» WRITTEN INSTRUCTION: Every line containing the word "Libellé" needs to be found and copied.

» SOURCE RECORDS:

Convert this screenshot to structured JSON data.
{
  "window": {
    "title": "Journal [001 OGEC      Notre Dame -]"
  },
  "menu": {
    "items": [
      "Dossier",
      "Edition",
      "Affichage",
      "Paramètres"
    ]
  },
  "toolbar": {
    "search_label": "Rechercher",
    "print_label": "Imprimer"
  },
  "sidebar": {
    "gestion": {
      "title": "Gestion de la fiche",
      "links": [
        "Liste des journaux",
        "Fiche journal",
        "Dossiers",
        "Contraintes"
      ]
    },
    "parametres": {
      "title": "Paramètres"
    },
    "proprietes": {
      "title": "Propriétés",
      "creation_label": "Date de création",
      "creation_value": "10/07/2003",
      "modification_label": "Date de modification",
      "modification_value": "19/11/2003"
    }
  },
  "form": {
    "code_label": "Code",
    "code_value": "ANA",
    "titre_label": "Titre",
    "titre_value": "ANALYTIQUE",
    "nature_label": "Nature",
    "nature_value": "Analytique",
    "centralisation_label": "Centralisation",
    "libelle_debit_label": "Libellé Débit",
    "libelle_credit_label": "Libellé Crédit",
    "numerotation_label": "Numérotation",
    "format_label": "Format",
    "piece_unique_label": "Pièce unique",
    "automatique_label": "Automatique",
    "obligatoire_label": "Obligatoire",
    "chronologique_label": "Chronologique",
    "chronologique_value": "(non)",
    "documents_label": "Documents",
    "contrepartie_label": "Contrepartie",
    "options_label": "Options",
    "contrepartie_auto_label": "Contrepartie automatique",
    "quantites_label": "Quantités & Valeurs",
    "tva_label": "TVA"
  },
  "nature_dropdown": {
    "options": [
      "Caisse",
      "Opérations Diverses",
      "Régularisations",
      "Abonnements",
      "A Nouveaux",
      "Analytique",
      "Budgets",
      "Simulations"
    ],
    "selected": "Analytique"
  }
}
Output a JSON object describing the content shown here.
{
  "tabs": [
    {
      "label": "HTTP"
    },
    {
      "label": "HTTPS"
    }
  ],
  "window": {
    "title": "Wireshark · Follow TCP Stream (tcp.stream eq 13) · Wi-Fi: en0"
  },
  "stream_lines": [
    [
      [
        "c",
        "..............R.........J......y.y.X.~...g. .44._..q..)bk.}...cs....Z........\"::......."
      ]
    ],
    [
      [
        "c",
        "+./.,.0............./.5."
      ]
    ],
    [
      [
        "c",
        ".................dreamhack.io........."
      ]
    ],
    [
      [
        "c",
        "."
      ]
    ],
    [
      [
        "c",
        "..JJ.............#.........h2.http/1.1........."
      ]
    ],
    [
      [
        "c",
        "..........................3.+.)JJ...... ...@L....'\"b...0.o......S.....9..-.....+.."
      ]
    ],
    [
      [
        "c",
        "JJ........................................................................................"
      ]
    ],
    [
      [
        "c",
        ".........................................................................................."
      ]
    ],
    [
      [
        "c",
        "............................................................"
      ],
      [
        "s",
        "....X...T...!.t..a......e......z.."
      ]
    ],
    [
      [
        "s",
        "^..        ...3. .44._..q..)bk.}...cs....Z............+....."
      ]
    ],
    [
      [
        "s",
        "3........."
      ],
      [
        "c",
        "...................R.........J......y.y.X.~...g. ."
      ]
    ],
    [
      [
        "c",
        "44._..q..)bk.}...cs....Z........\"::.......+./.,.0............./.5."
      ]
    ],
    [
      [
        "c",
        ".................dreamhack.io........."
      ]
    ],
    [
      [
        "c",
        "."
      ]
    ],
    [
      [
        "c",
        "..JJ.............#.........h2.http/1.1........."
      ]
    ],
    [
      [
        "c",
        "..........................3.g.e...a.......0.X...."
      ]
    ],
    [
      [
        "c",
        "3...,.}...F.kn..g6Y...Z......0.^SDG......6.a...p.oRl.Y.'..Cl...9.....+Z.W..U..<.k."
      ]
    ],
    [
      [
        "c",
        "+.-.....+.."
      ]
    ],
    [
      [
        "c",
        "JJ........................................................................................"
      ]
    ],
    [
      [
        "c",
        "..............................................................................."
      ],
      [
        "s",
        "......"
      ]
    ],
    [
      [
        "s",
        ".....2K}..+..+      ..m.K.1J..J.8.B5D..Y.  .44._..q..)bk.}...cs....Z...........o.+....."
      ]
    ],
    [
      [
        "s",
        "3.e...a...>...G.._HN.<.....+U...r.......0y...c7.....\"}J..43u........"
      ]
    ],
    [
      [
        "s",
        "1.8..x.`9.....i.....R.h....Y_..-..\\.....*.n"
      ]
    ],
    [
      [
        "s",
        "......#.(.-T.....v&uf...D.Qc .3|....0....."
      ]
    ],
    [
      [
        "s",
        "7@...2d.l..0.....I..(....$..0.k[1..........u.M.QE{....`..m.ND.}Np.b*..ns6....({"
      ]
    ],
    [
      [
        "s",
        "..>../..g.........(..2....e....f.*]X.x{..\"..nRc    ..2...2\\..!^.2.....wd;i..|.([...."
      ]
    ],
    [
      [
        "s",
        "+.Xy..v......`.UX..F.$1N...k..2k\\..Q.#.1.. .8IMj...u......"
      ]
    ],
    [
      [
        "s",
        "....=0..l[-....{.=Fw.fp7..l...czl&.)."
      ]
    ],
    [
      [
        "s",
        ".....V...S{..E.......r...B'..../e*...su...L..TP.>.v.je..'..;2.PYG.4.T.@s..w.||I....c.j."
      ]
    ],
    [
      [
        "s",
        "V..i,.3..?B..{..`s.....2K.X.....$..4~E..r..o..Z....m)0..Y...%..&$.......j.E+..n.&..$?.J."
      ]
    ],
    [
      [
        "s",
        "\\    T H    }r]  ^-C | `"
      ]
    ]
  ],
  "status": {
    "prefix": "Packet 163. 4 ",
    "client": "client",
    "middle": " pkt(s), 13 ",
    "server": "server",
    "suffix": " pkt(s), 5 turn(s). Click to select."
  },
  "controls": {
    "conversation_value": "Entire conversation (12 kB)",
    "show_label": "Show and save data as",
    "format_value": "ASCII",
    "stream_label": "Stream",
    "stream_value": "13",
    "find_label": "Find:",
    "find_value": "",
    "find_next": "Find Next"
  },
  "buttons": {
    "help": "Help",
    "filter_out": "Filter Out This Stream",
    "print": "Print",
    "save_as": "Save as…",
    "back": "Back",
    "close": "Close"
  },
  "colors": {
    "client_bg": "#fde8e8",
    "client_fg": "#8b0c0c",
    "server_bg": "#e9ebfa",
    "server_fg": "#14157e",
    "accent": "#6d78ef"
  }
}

» EXPECTED ANSWER:
    "libelle_debit_label": "Libellé Débit",
    "libelle_credit_label": "Libellé Crédit",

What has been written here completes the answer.